▶ [WHAT THE TASK ASKS]
Reproduce the material word for word; the images stay out.

[Stored entries]
____________________
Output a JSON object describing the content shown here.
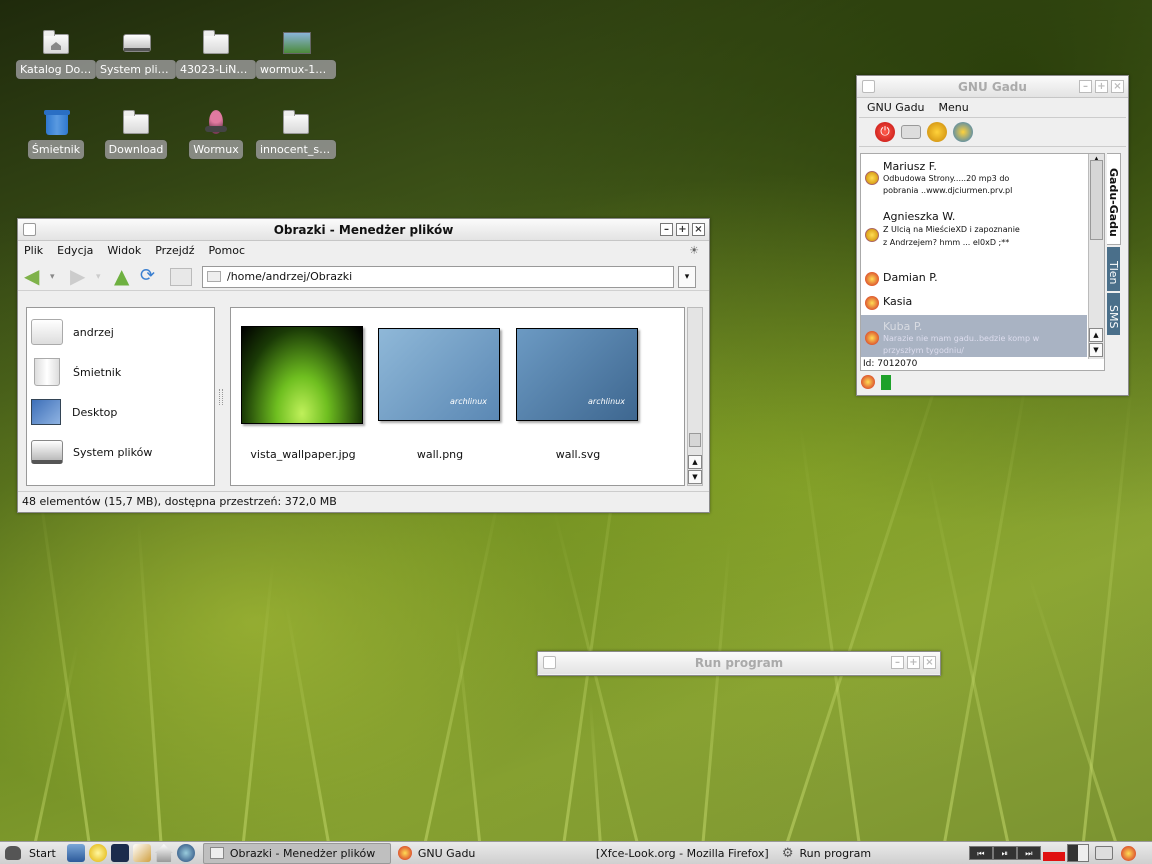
{
  "desktop_icons": [
    {
      "label": "Katalog Dom...",
      "icon": "home-folder-icon"
    },
    {
      "label": "System plików",
      "icon": "drive-icon"
    },
    {
      "label": "43023-LiNsta...",
      "icon": "folder-icon"
    },
    {
      "label": "wormux-128...",
      "icon": "image-file-icon"
    },
    {
      "label": "Śmietnik",
      "icon": "trash-icon"
    },
    {
      "label": "Download",
      "icon": "folder-icon"
    },
    {
      "label": "Wormux",
      "icon": "wormux-icon"
    },
    {
      "label": "innocent_stuf...",
      "icon": "folder-icon"
    }
  ],
  "file_manager": {
    "title": "Obrazki - Menedżer plików",
    "menu": [
      "Plik",
      "Edycja",
      "Widok",
      "Przejdź",
      "Pomoc"
    ],
    "path": "/home/andrzej/Obrazki",
    "sidebar": [
      {
        "label": "andrzej",
        "icon": "home-folder-icon"
      },
      {
        "label": "Śmietnik",
        "icon": "trash-icon"
      },
      {
        "label": "Desktop",
        "icon": "desktop-icon"
      },
      {
        "label": "System plików",
        "icon": "drive-icon"
      }
    ],
    "files": [
      {
        "name": "vista_wallpaper.jpg",
        "thumb": "grass"
      },
      {
        "name": "wall.png",
        "thumb": "archlinux"
      },
      {
        "name": "wall.svg",
        "thumb": "archlinux"
      }
    ],
    "thumb_logo": "archlinux",
    "status": "48 elementów (15,7 MB), dostępna przestrzeń: 372,0 MB"
  },
  "gnu_gadu": {
    "title": "GNU Gadu",
    "menu": [
      "GNU Gadu",
      "Menu"
    ],
    "contacts": [
      {
        "name": "Mariusz F.",
        "desc": "Odbudowa Strony.....20 mp3 do pobrania ..www.djciurmen.prv.pl",
        "status": "online-desc"
      },
      {
        "name": "Agnieszka W.",
        "desc": "Z Ulcią na MieścieXD i zapoznanie z Andrzejem? hmm ... el0xD ;**",
        "status": "online-desc"
      },
      {
        "name": "Damian P.",
        "desc": "",
        "status": "online"
      },
      {
        "name": "Kasia",
        "desc": "",
        "status": "online"
      },
      {
        "name": "Kuba P.",
        "desc": "Narazie nie mam gadu..bedzie komp w przyszłym tygodniu/",
        "status": "busy-desc"
      }
    ],
    "side_tabs": [
      "Gadu-Gadu",
      "Tlen",
      "SMS"
    ],
    "id_label": "Id: 7012070"
  },
  "run_program": {
    "title": "Run program"
  },
  "taskbar": {
    "start": "Start",
    "tasks": [
      {
        "label": "Obrazki - Menedżer plików",
        "active": true
      },
      {
        "label": "GNU Gadu",
        "active": false
      },
      {
        "label": "[Xfce-Look.org - Mozilla Firefox]",
        "active": false
      },
      {
        "label": "Run program",
        "active": false
      }
    ]
  }
}
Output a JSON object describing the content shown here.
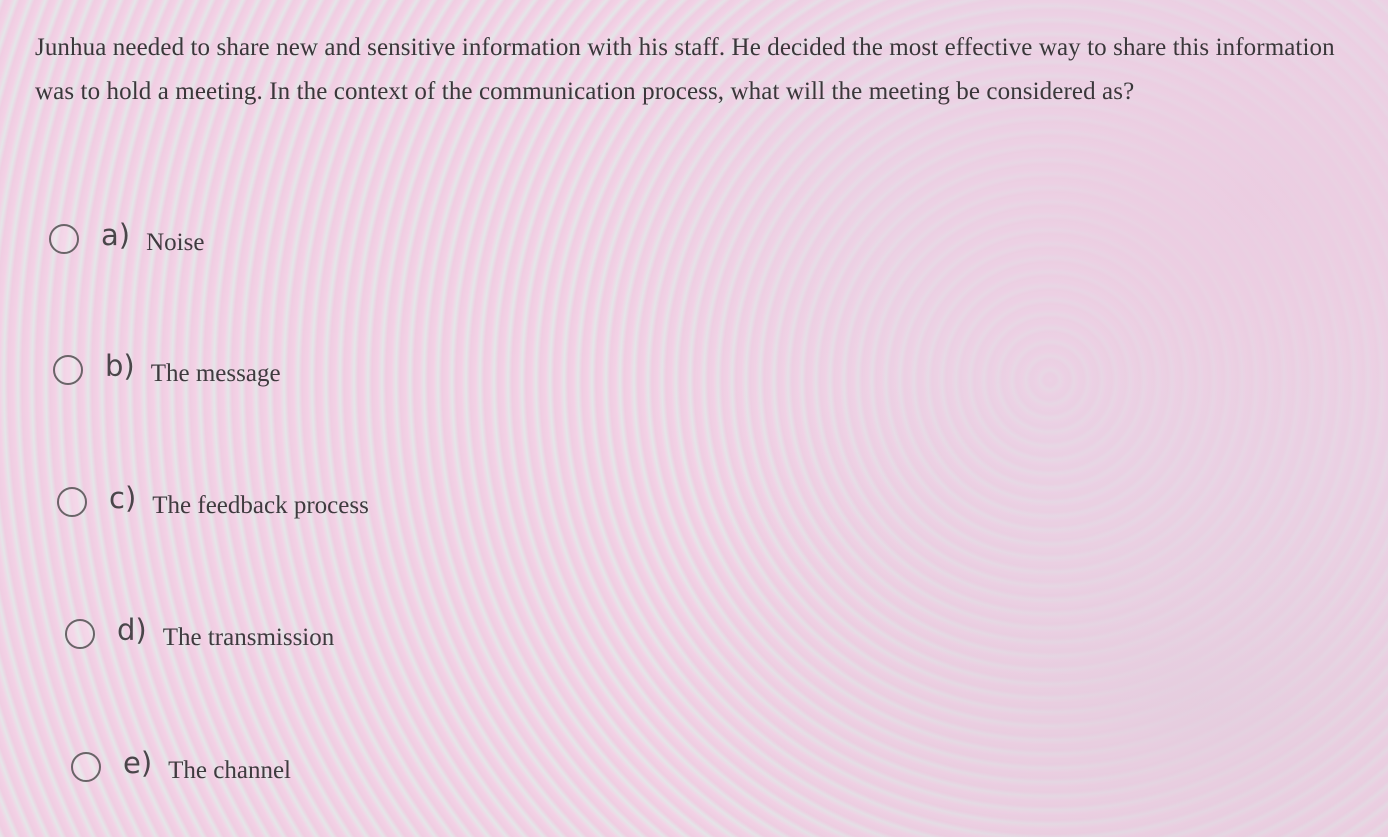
{
  "question": {
    "text": "Junhua needed to share new and sensitive information with his staff. He decided the most effective way to share this information was to hold a meeting. In the context of the communication process, what will the meeting be considered as?"
  },
  "options": [
    {
      "letter": "a)",
      "label": "Noise",
      "selected": false
    },
    {
      "letter": "b)",
      "label": "The message",
      "selected": false
    },
    {
      "letter": "c)",
      "label": "The feedback process",
      "selected": false
    },
    {
      "letter": "d)",
      "label": "The transmission",
      "selected": false
    },
    {
      "letter": "e)",
      "label": "The channel",
      "selected": false
    }
  ]
}
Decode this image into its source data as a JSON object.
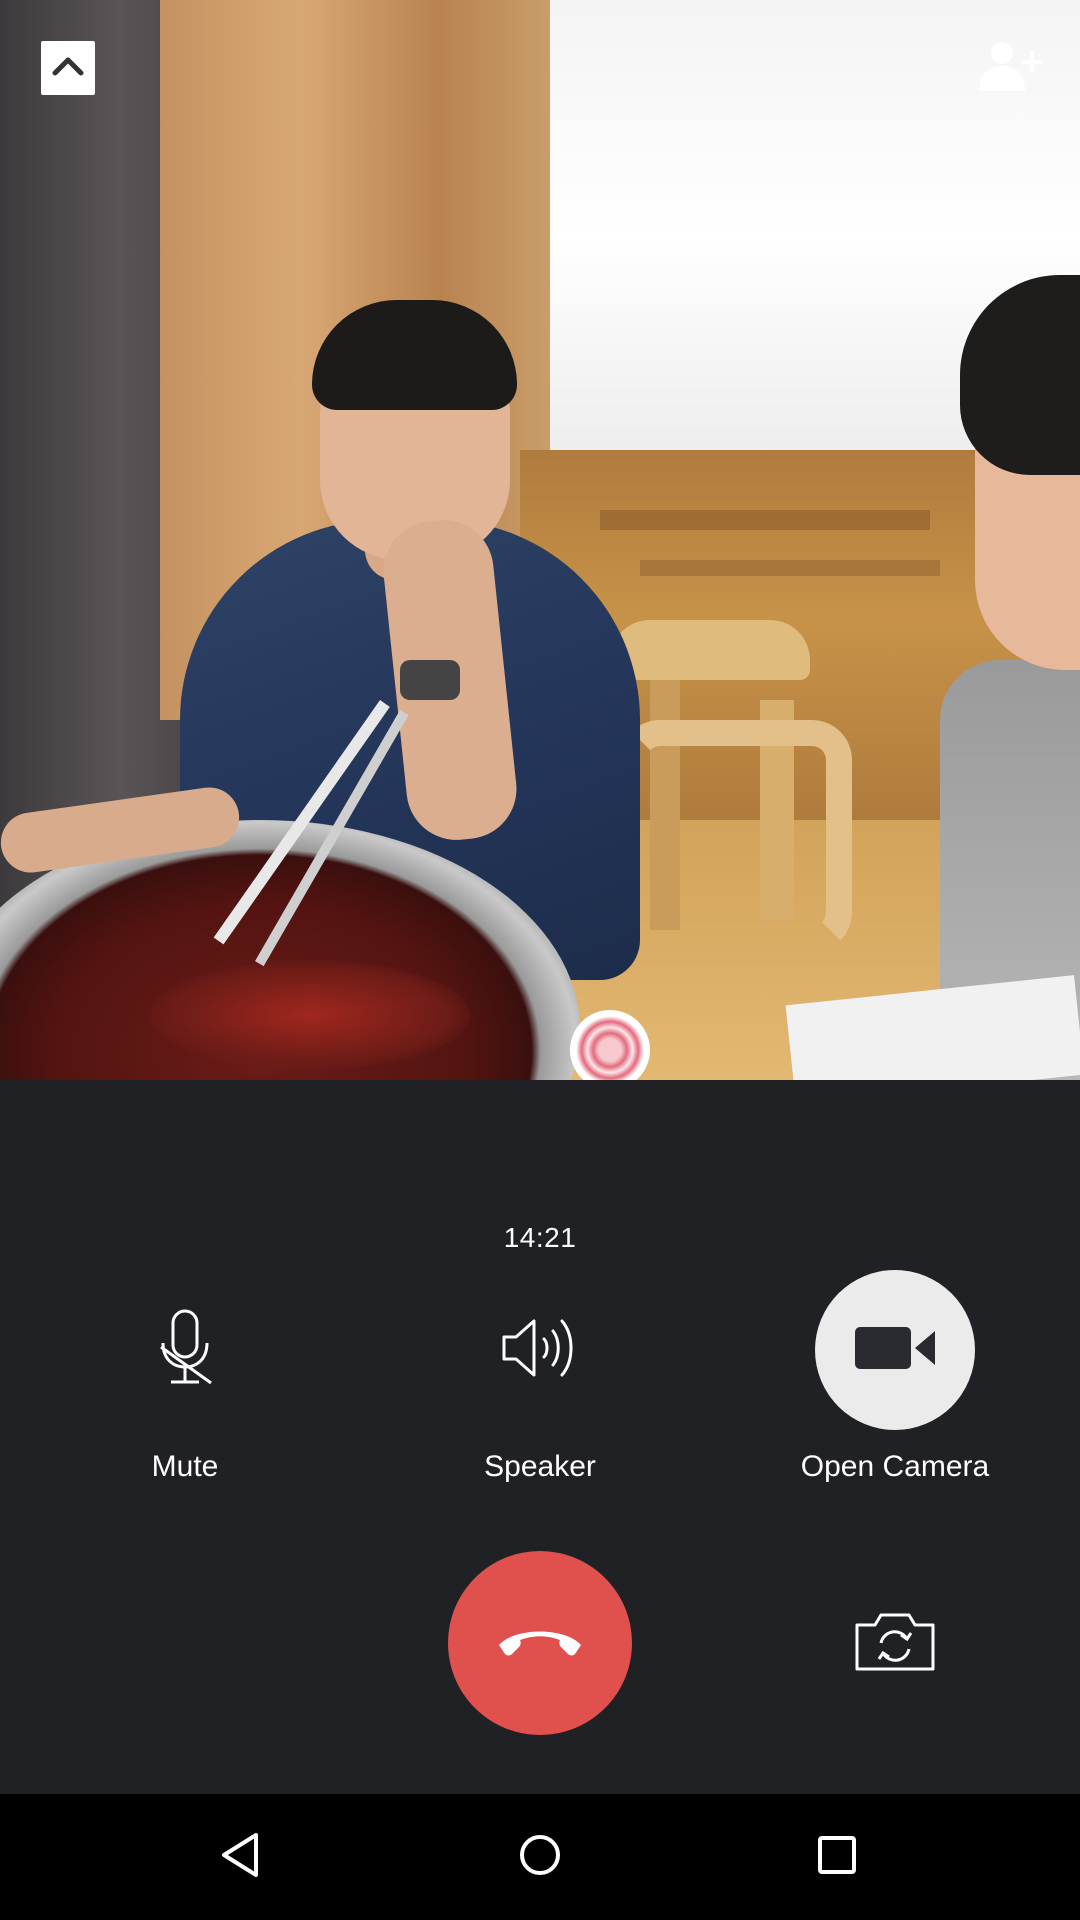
____________________
▶ [REPLY TO THE TASK]
Output a JSON object describing the content shown here.
{
  "desktop_icons": [
    {
      "label": "Katalog Dom...",
      "icon": "home-folder-icon"
    },
    {
      "label": "System plików",
      "icon": "drive-icon"
    },
    {
      "label": "43023-LiNsta...",
      "icon": "folder-icon"
    },
    {
      "label": "wormux-128...",
      "icon": "image-file-icon"
    },
    {
      "label": "Śmietnik",
      "icon": "trash-icon"
    },
    {
      "label": "Download",
      "icon": "folder-icon"
    },
    {
      "label": "Wormux",
      "icon": "wormux-icon"
    },
    {
      "label": "innocent_stuf...",
      "icon": "folder-icon"
    }
  ],
  "file_manager": {
    "title": "Obrazki - Menedżer plików",
    "menu": [
      "Plik",
      "Edycja",
      "Widok",
      "Przejdź",
      "Pomoc"
    ],
    "path": "/home/andrzej/Obrazki",
    "sidebar": [
      {
        "label": "andrzej",
        "icon": "home-folder-icon"
      },
      {
        "label": "Śmietnik",
        "icon": "trash-icon"
      },
      {
        "label": "Desktop",
        "icon": "desktop-icon"
      },
      {
        "label": "System plików",
        "icon": "drive-icon"
      }
    ],
    "files": [
      {
        "name": "vista_wallpaper.jpg",
        "thumb": "grass"
      },
      {
        "name": "wall.png",
        "thumb": "archlinux"
      },
      {
        "name": "wall.svg",
        "thumb": "archlinux"
      }
    ],
    "thumb_logo": "archlinux",
    "status": "48 elementów (15,7 MB), dostępna przestrzeń: 372,0 MB"
  },
  "gnu_gadu": {
    "title": "GNU Gadu",
    "menu": [
      "GNU Gadu",
      "Menu"
    ],
    "contacts": [
      {
        "name": "Mariusz F.",
        "desc": "Odbudowa Strony.....20 mp3 do pobrania ..www.djciurmen.prv.pl",
        "status": "online-desc"
      },
      {
        "name": "Agnieszka W.",
        "desc": "Z Ulcią na MieścieXD i zapoznanie z Andrzejem? hmm ... el0xD ;**",
        "status": "online-desc"
      },
      {
        "name": "Damian P.",
        "desc": "",
        "status": "online"
      },
      {
        "name": "Kasia",
        "desc": "",
        "status": "online"
      },
      {
        "name": "Kuba P.",
        "desc": "Narazie nie mam gadu..bedzie komp w przyszłym tygodniu/",
        "status": "busy-desc"
      }
    ],
    "side_tabs": [
      "Gadu-Gadu",
      "Tlen",
      "SMS"
    ],
    "id_label": "Id: 7012070"
  },
  "run_program": {
    "title": "Run program"
  },
  "taskbar": {
    "start": "Start",
    "tasks": [
      {
        "label": "Obrazki - Menedżer plików",
        "active": true
      },
      {
        "label": "GNU Gadu",
        "active": false
      },
      {
        "label": "[Xfce-Look.org - Mozilla Firefox]",
        "active": false
      },
      {
        "label": "Run program",
        "active": false
      }
    ]
  }
}
Output a JSON object describing the content shown here.
{
  "question": {
    "text": "Junhua needed to share new and sensitive information with his staff. He decided the most effective way to share this information was to hold a meeting. In the context of the communication process, what will the meeting be considered as?"
  },
  "options": [
    {
      "letter": "a)",
      "label": "Noise",
      "selected": false
    },
    {
      "letter": "b)",
      "label": "The message",
      "selected": false
    },
    {
      "letter": "c)",
      "label": "The feedback process",
      "selected": false
    },
    {
      "letter": "d)",
      "label": "The transmission",
      "selected": false
    },
    {
      "letter": "e)",
      "label": "The channel",
      "selected": false
    }
  ]
}
Decode this image into its source data as a JSON object.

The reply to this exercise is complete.